[Dataset excerpt]

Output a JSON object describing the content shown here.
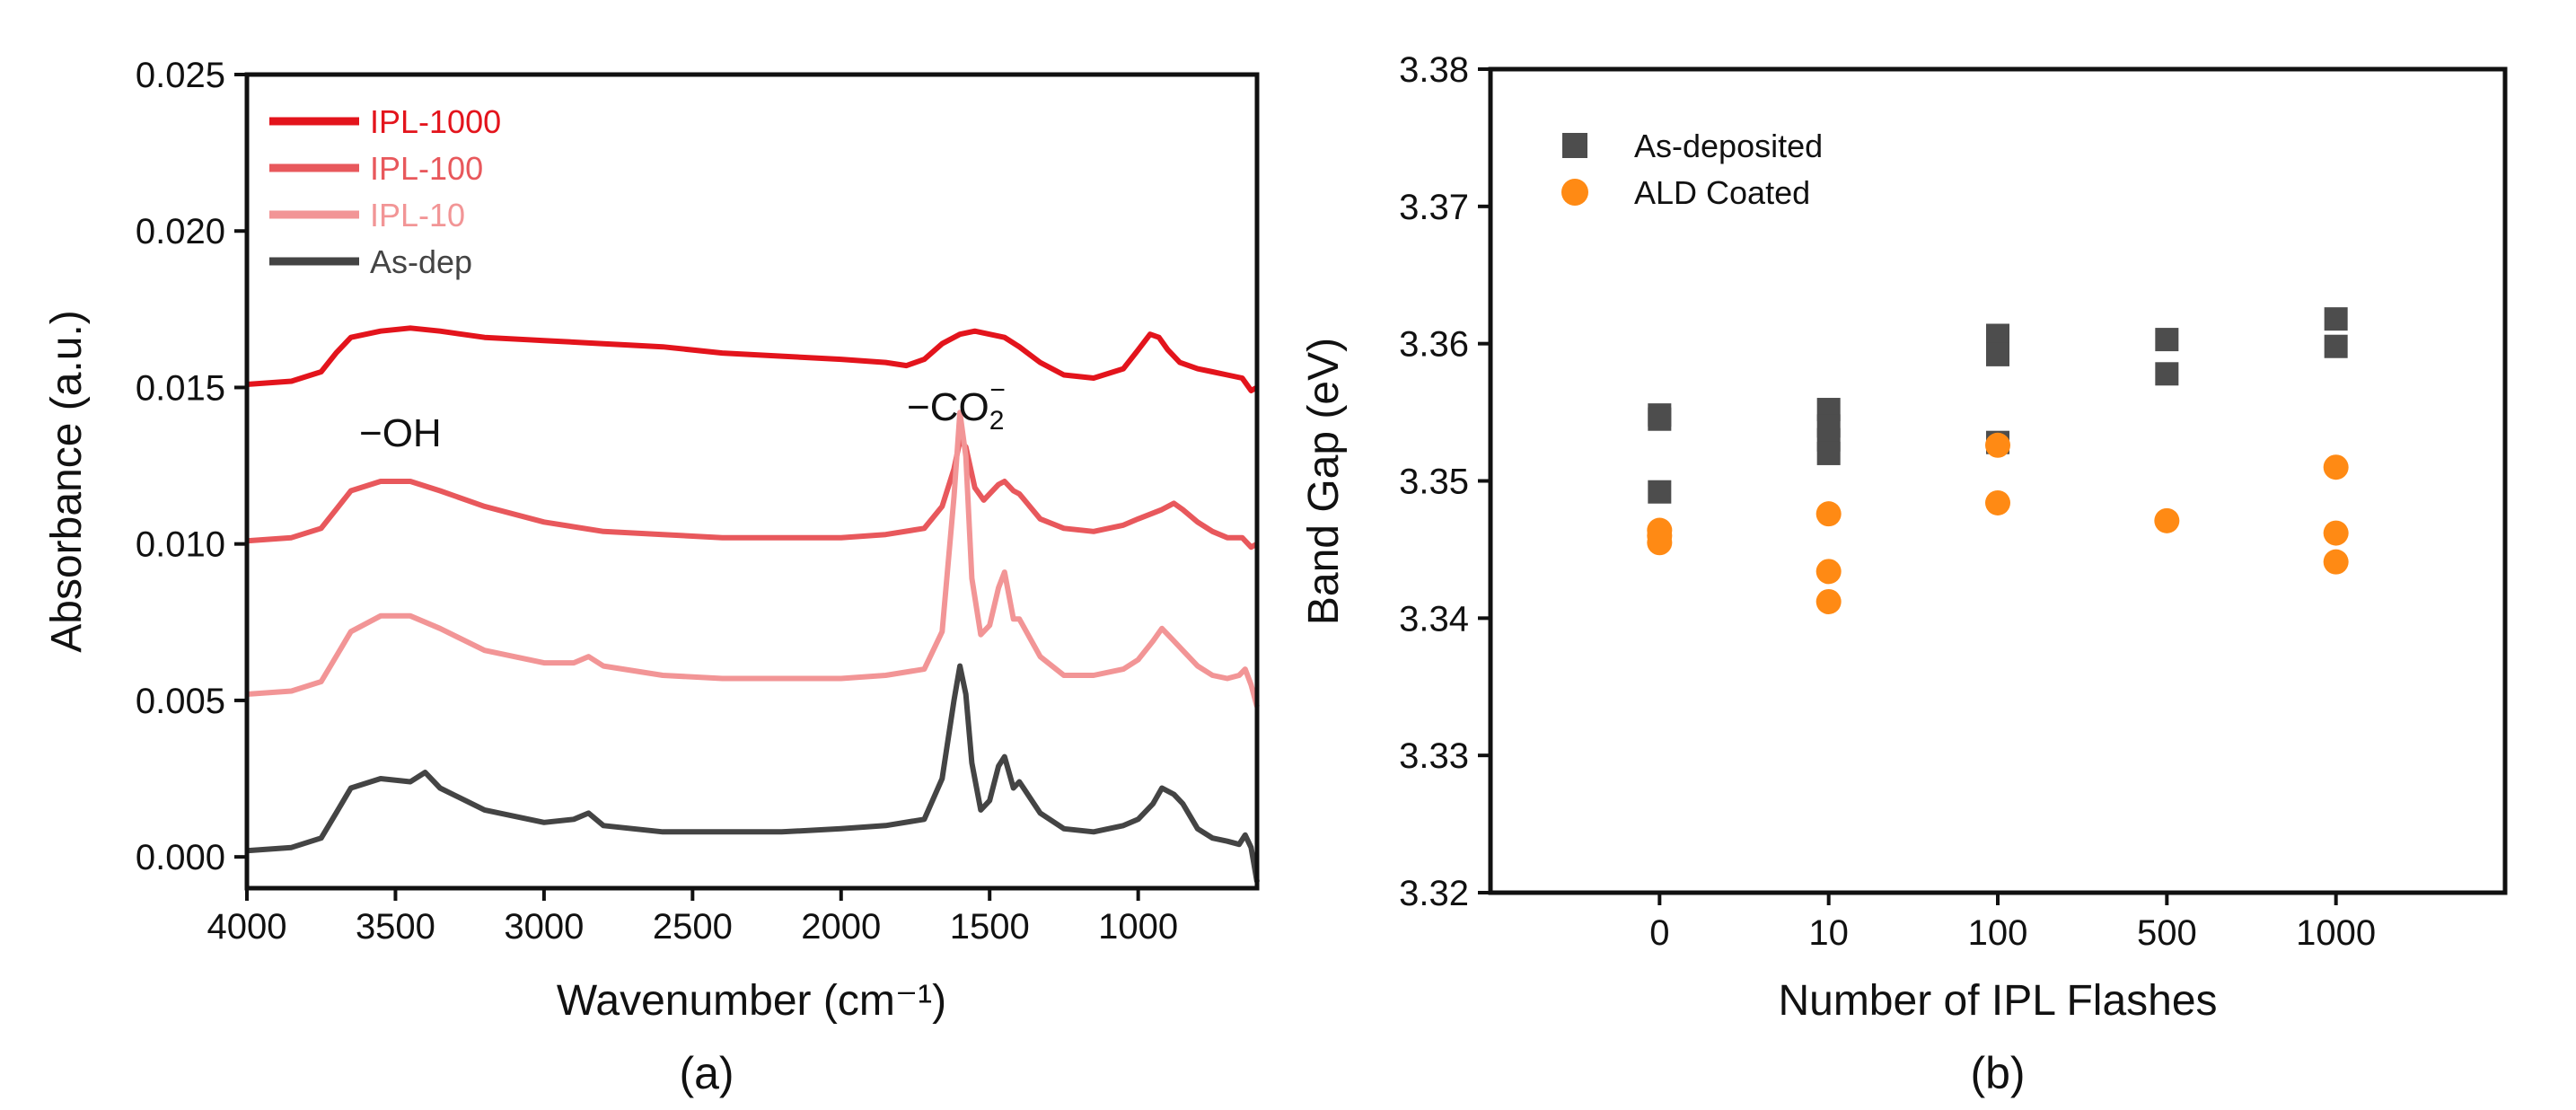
{
  "chart_data": [
    {
      "panel": "(a)",
      "type": "line",
      "xlabel": "Wavenumber (cm⁻¹)",
      "ylabel": "Absorbance (a.u.)",
      "xlim": [
        4000,
        600
      ],
      "ylim": [
        -0.001,
        0.025
      ],
      "x_ticks": [
        4000,
        3500,
        3000,
        2500,
        2000,
        1500,
        1000
      ],
      "x_tick_labels": [
        "4000",
        "3500",
        "3000",
        "2500",
        "2000",
        "1500",
        "1000"
      ],
      "y_ticks": [
        0.0,
        0.005,
        0.01,
        0.015,
        0.02,
        0.025
      ],
      "y_tick_labels": [
        "0.000",
        "0.005",
        "0.010",
        "0.015",
        "0.020",
        "0.025"
      ],
      "legend_position": "top-left",
      "annotations": [
        {
          "text": "−OH",
          "x": 3450,
          "y": 0.0133
        },
        {
          "text": "−CO",
          "sub": "2",
          "sup": "−",
          "x": 1620,
          "y": 0.0134
        }
      ],
      "series": [
        {
          "name": "IPL-1000",
          "color": "#e3141c",
          "x": [
            4000,
            3850,
            3750,
            3700,
            3650,
            3550,
            3450,
            3350,
            3200,
            3000,
            2800,
            2600,
            2400,
            2200,
            2000,
            1850,
            1780,
            1720,
            1660,
            1600,
            1550,
            1500,
            1450,
            1400,
            1330,
            1250,
            1150,
            1050,
            1000,
            960,
            930,
            900,
            860,
            800,
            750,
            700,
            650,
            620,
            600
          ],
          "y": [
            0.0151,
            0.0152,
            0.0155,
            0.0161,
            0.0166,
            0.0168,
            0.0169,
            0.0168,
            0.0166,
            0.0165,
            0.0164,
            0.0163,
            0.0161,
            0.016,
            0.0159,
            0.0158,
            0.0157,
            0.0159,
            0.0164,
            0.0167,
            0.0168,
            0.0167,
            0.0166,
            0.0163,
            0.0158,
            0.0154,
            0.0153,
            0.0156,
            0.0162,
            0.0167,
            0.0166,
            0.0162,
            0.0158,
            0.0156,
            0.0155,
            0.0154,
            0.0153,
            0.0149,
            0.015
          ]
        },
        {
          "name": "IPL-100",
          "color": "#e8585c",
          "x": [
            4000,
            3850,
            3750,
            3700,
            3650,
            3550,
            3450,
            3350,
            3200,
            3000,
            2800,
            2600,
            2400,
            2200,
            2000,
            1850,
            1720,
            1660,
            1620,
            1600,
            1580,
            1550,
            1520,
            1500,
            1470,
            1450,
            1420,
            1400,
            1330,
            1250,
            1150,
            1050,
            1000,
            920,
            880,
            850,
            800,
            750,
            700,
            650,
            620,
            600
          ],
          "y": [
            0.0101,
            0.0102,
            0.0105,
            0.0111,
            0.0117,
            0.012,
            0.012,
            0.0117,
            0.0112,
            0.0107,
            0.0104,
            0.0103,
            0.0102,
            0.0102,
            0.0102,
            0.0103,
            0.0105,
            0.0112,
            0.0124,
            0.0133,
            0.0131,
            0.0118,
            0.0114,
            0.0116,
            0.0119,
            0.012,
            0.0117,
            0.0116,
            0.0108,
            0.0105,
            0.0104,
            0.0106,
            0.0108,
            0.0111,
            0.0113,
            0.0111,
            0.0107,
            0.0104,
            0.0102,
            0.0102,
            0.0099,
            0.01
          ]
        },
        {
          "name": "IPL-10",
          "color": "#f29596",
          "x": [
            4000,
            3850,
            3750,
            3700,
            3650,
            3550,
            3450,
            3350,
            3200,
            3000,
            2900,
            2850,
            2800,
            2600,
            2400,
            2200,
            2000,
            1850,
            1720,
            1660,
            1620,
            1600,
            1580,
            1560,
            1530,
            1500,
            1470,
            1450,
            1420,
            1400,
            1330,
            1250,
            1150,
            1050,
            1000,
            950,
            920,
            880,
            850,
            800,
            750,
            700,
            660,
            640,
            620,
            600
          ],
          "y": [
            0.0052,
            0.0053,
            0.0056,
            0.0064,
            0.0072,
            0.0077,
            0.0077,
            0.0073,
            0.0066,
            0.0062,
            0.0062,
            0.0064,
            0.0061,
            0.0058,
            0.0057,
            0.0057,
            0.0057,
            0.0058,
            0.006,
            0.0072,
            0.0115,
            0.0142,
            0.0128,
            0.0089,
            0.0071,
            0.0074,
            0.0086,
            0.0091,
            0.0076,
            0.0076,
            0.0064,
            0.0058,
            0.0058,
            0.006,
            0.0063,
            0.0069,
            0.0073,
            0.0069,
            0.0066,
            0.0061,
            0.0058,
            0.0057,
            0.0058,
            0.006,
            0.0055,
            0.0048
          ]
        },
        {
          "name": "As-dep",
          "color": "#444444",
          "x": [
            4000,
            3850,
            3750,
            3700,
            3650,
            3550,
            3450,
            3400,
            3350,
            3200,
            3000,
            2900,
            2850,
            2800,
            2600,
            2400,
            2200,
            2000,
            1850,
            1720,
            1660,
            1620,
            1600,
            1580,
            1560,
            1530,
            1500,
            1470,
            1450,
            1420,
            1400,
            1330,
            1250,
            1150,
            1050,
            1000,
            950,
            920,
            880,
            850,
            800,
            750,
            700,
            660,
            640,
            620,
            600
          ],
          "y": [
            0.0002,
            0.0003,
            0.0006,
            0.0014,
            0.0022,
            0.0025,
            0.0024,
            0.0027,
            0.0022,
            0.0015,
            0.0011,
            0.0012,
            0.0014,
            0.001,
            0.0008,
            0.0008,
            0.0008,
            0.0009,
            0.001,
            0.0012,
            0.0025,
            0.005,
            0.0061,
            0.0052,
            0.003,
            0.0015,
            0.0018,
            0.0029,
            0.0032,
            0.0022,
            0.0024,
            0.0014,
            0.0009,
            0.0008,
            0.001,
            0.0012,
            0.0017,
            0.0022,
            0.002,
            0.0017,
            0.0009,
            0.0006,
            0.0005,
            0.0004,
            0.0007,
            0.0003,
            -0.0008
          ]
        }
      ]
    },
    {
      "panel": "(b)",
      "type": "scatter",
      "xlabel": "Number of IPL Flashes",
      "ylabel": "Band Gap (eV)",
      "categories": [
        "0",
        "10",
        "100",
        "500",
        "1000"
      ],
      "ylim": [
        3.32,
        3.38
      ],
      "y_ticks": [
        3.32,
        3.33,
        3.34,
        3.35,
        3.36,
        3.37,
        3.38
      ],
      "y_tick_labels": [
        "3.32",
        "3.33",
        "3.34",
        "3.35",
        "3.36",
        "3.37",
        "3.38"
      ],
      "legend_position": "top-left",
      "series": [
        {
          "name": "As-deposited",
          "marker": "square",
          "color": "#4d4d4d",
          "points": [
            {
              "x": "0",
              "y": 3.3548
            },
            {
              "x": "0",
              "y": 3.3545
            },
            {
              "x": "0",
              "y": 3.3492
            },
            {
              "x": "10",
              "y": 3.3552
            },
            {
              "x": "10",
              "y": 3.354
            },
            {
              "x": "10",
              "y": 3.353
            },
            {
              "x": "10",
              "y": 3.352
            },
            {
              "x": "100",
              "y": 3.3606
            },
            {
              "x": "100",
              "y": 3.3592
            },
            {
              "x": "100",
              "y": 3.3528
            },
            {
              "x": "500",
              "y": 3.3603
            },
            {
              "x": "500",
              "y": 3.3578
            },
            {
              "x": "1000",
              "y": 3.3618
            },
            {
              "x": "1000",
              "y": 3.3598
            }
          ]
        },
        {
          "name": "ALD Coated",
          "marker": "circle",
          "color": "#ff8a14",
          "points": [
            {
              "x": "0",
              "y": 3.3464
            },
            {
              "x": "0",
              "y": 3.346
            },
            {
              "x": "0",
              "y": 3.3455
            },
            {
              "x": "10",
              "y": 3.3476
            },
            {
              "x": "10",
              "y": 3.3434
            },
            {
              "x": "10",
              "y": 3.3412
            },
            {
              "x": "100",
              "y": 3.3526
            },
            {
              "x": "100",
              "y": 3.3484
            },
            {
              "x": "500",
              "y": 3.3471
            },
            {
              "x": "1000",
              "y": 3.351
            },
            {
              "x": "1000",
              "y": 3.3462
            },
            {
              "x": "1000",
              "y": 3.3441
            }
          ]
        }
      ]
    }
  ]
}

▶ Problem details: Show every line in the entries where the string "name" occurs.

▶ Final answer:
          "name": "IPL-1000",
          "name": "IPL-100",
          "name": "IPL-10",
          "name": "As-dep",
          "name": "As-deposited",
          "name": "ALD Coated",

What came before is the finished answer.